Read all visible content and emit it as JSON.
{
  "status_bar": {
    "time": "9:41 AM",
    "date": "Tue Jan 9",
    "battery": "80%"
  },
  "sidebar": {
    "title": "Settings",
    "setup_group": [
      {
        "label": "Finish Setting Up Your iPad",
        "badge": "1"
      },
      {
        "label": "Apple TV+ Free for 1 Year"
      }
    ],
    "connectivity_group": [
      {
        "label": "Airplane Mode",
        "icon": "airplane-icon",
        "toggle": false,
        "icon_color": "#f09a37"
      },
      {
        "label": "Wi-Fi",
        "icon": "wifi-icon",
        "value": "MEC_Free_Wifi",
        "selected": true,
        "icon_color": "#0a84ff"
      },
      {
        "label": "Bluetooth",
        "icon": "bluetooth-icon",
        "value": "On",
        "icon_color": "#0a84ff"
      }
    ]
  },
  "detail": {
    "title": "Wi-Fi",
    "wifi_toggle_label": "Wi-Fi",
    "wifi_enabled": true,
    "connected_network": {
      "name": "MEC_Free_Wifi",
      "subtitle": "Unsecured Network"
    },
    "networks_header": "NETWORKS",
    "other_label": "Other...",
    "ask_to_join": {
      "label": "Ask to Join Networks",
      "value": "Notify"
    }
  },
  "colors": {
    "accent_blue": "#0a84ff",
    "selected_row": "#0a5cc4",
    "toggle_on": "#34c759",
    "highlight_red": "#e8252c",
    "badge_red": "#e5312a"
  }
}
---
### Aim of the task
Exactly reproduce every line of the data above.

### Solution for this task
Read all visible content and emit it as JSON.
{
  "status_bar": {
    "time": "9:41 AM",
    "date": "Tue Jan 9",
    "battery": "80%"
  },
  "sidebar": {
    "title": "Settings",
    "setup_group": [
      {
        "label": "Finish Setting Up Your iPad",
        "badge": "1"
      },
      {
        "label": "Apple TV+ Free for 1 Year"
      }
    ],
    "connectivity_group": [
      {
        "label": "Airplane Mode",
        "icon": "airplane-icon",
        "toggle": false,
        "icon_color": "#f09a37"
      },
      {
        "label": "Wi-Fi",
        "icon": "wifi-icon",
        "value": "MEC_Free_Wifi",
        "selected": true,
        "icon_color": "#0a84ff"
      },
      {
        "label": "Bluetooth",
        "icon": "bluetooth-icon",
        "value": "On",
        "icon_color": "#0a84ff"
      }
    ]
  },
  "detail": {
    "title": "Wi-Fi",
    "wifi_toggle_label": "Wi-Fi",
    "wifi_enabled": true,
    "connected_network": {
      "name": "MEC_Free_Wifi",
      "subtitle": "Unsecured Network"
    },
    "networks_header": "NETWORKS",
    "other_label": "Other...",
    "ask_to_join": {
      "label": "Ask to Join Networks",
      "value": "Notify"
    }
  },
  "colors": {
    "accent_blue": "#0a84ff",
    "selected_row": "#0a5cc4",
    "toggle_on": "#34c759",
    "highlight_red": "#e8252c",
    "badge_red": "#e5312a"
  }
}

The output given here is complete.